Set task
Write out each line of the listing as it stands, without the images.

** Begin Items **

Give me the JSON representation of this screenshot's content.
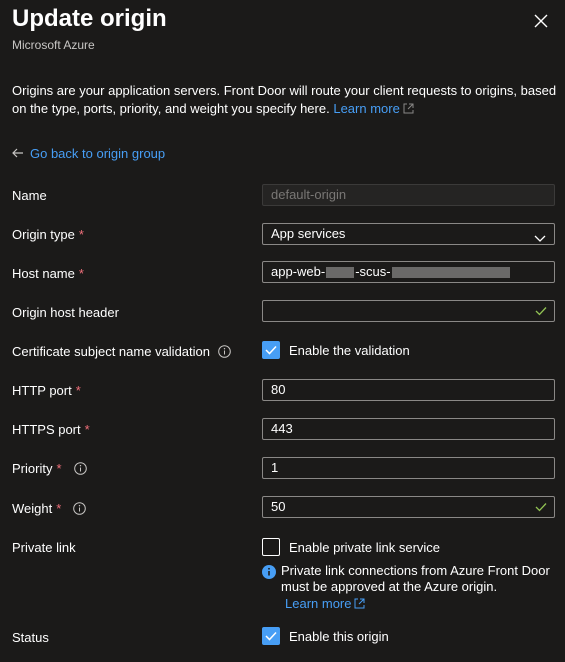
{
  "header": {
    "title": "Update origin",
    "subtitle": "Microsoft Azure",
    "close_icon": "close-icon"
  },
  "description": {
    "text": "Origins are your application servers. Front Door will route your client requests to origins, based on the type, ports, priority, and weight you specify here.",
    "learn_more": "Learn more"
  },
  "back_link": "Go back to origin group",
  "form": {
    "name": {
      "label": "Name",
      "value": "default-origin"
    },
    "origin_type": {
      "label": "Origin type",
      "required": "*",
      "value": "App services"
    },
    "host_name": {
      "label": "Host name",
      "required": "*",
      "value_prefix": "app-web-",
      "value_middle": "-scus-"
    },
    "origin_host_header": {
      "label": "Origin host header",
      "value": ""
    },
    "cert_validation": {
      "label": "Certificate subject name validation",
      "checkbox_label": "Enable the validation",
      "checked": true
    },
    "http_port": {
      "label": "HTTP port",
      "required": "*",
      "value": "80"
    },
    "https_port": {
      "label": "HTTPS port",
      "required": "*",
      "value": "443"
    },
    "priority": {
      "label": "Priority",
      "required": "*",
      "value": "1"
    },
    "weight": {
      "label": "Weight",
      "required": "*",
      "value": "50"
    },
    "private_link": {
      "label": "Private link",
      "checkbox_label": "Enable private link service",
      "checked": false,
      "note": "Private link connections from Azure Front Door must be approved at the Azure origin.",
      "learn_more": "Learn more"
    },
    "status": {
      "label": "Status",
      "checkbox_label": "Enable this origin",
      "checked": true
    }
  },
  "colors": {
    "accent": "#479ef5",
    "required": "#f1707b",
    "valid": "#92c353",
    "background": "#1b1a19"
  }
}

** End Items **

Solution to this problem
Give me the JSON representation of this screenshot's content.
{
  "header": {
    "title": "Update origin",
    "subtitle": "Microsoft Azure",
    "close_icon": "close-icon"
  },
  "description": {
    "text": "Origins are your application servers. Front Door will route your client requests to origins, based on the type, ports, priority, and weight you specify here.",
    "learn_more": "Learn more"
  },
  "back_link": "Go back to origin group",
  "form": {
    "name": {
      "label": "Name",
      "value": "default-origin"
    },
    "origin_type": {
      "label": "Origin type",
      "required": "*",
      "value": "App services"
    },
    "host_name": {
      "label": "Host name",
      "required": "*",
      "value_prefix": "app-web-",
      "value_middle": "-scus-"
    },
    "origin_host_header": {
      "label": "Origin host header",
      "value": ""
    },
    "cert_validation": {
      "label": "Certificate subject name validation",
      "checkbox_label": "Enable the validation",
      "checked": true
    },
    "http_port": {
      "label": "HTTP port",
      "required": "*",
      "value": "80"
    },
    "https_port": {
      "label": "HTTPS port",
      "required": "*",
      "value": "443"
    },
    "priority": {
      "label": "Priority",
      "required": "*",
      "value": "1"
    },
    "weight": {
      "label": "Weight",
      "required": "*",
      "value": "50"
    },
    "private_link": {
      "label": "Private link",
      "checkbox_label": "Enable private link service",
      "checked": false,
      "note": "Private link connections from Azure Front Door must be approved at the Azure origin.",
      "learn_more": "Learn more"
    },
    "status": {
      "label": "Status",
      "checkbox_label": "Enable this origin",
      "checked": true
    }
  },
  "colors": {
    "accent": "#479ef5",
    "required": "#f1707b",
    "valid": "#92c353",
    "background": "#1b1a19"
  }
}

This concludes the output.